§ DO THIS: Retype every entry in its entirety, without alteration.

══ DATA EXTRACT

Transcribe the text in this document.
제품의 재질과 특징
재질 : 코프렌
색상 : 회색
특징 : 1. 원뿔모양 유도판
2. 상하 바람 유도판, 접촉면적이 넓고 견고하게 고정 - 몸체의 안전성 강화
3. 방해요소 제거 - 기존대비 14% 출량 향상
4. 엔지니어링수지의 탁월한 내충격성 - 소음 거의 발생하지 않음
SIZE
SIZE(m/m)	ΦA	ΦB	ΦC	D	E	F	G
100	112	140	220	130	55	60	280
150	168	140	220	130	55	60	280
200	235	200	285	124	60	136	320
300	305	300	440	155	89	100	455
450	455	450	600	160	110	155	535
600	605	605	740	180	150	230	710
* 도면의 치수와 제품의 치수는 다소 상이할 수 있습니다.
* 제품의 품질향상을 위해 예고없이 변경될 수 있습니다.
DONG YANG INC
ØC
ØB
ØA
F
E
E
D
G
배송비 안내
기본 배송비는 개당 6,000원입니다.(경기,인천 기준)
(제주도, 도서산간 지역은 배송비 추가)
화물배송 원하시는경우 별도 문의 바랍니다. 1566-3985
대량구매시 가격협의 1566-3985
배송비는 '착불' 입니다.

════

§ ANSWER IN FULL:
Transcribe the text in this document.
제품의 재질과 특징
재질 : 코프렌
색상 : 회색
특징 : 1. 원뿔모양 유도판
2. 상하 바람 유도판, 접촉면적이 넓고 견고하게 고정 - 몸체의 안전성 강화
3. 방해요소 제거 - 기존대비 14% 출량 향상
4. 엔지니어링수지의 탁월한 내충격성 - 소음 거의 발생하지 않음
SIZE
SIZE(m/m)	ΦA	ΦB	ΦC	D	E	F	G
100	112	140	220	130	55	60	280
150	168	140	220	130	55	60	280
200	235	200	285	124	60	136	320
300	305	300	440	155	89	100	455
450	455	450	600	160	110	155	535
600	605	605	740	180	150	230	710
* 도면의 치수와 제품의 치수는 다소 상이할 수 있습니다.
* 제품의 품질향상을 위해 예고없이 변경될 수 있습니다.
DONG YANG INC
ØC
ØB
ØA
F
E
E
D
G
배송비 안내
기본 배송비는 개당 6,000원입니다.(경기,인천 기준)
(제주도, 도서산간 지역은 배송비 추가)
화물배송 원하시는경우 별도 문의 바랍니다. 1566-3985
대량구매시 가격협의 1566-3985
배송비는 '착불' 입니다.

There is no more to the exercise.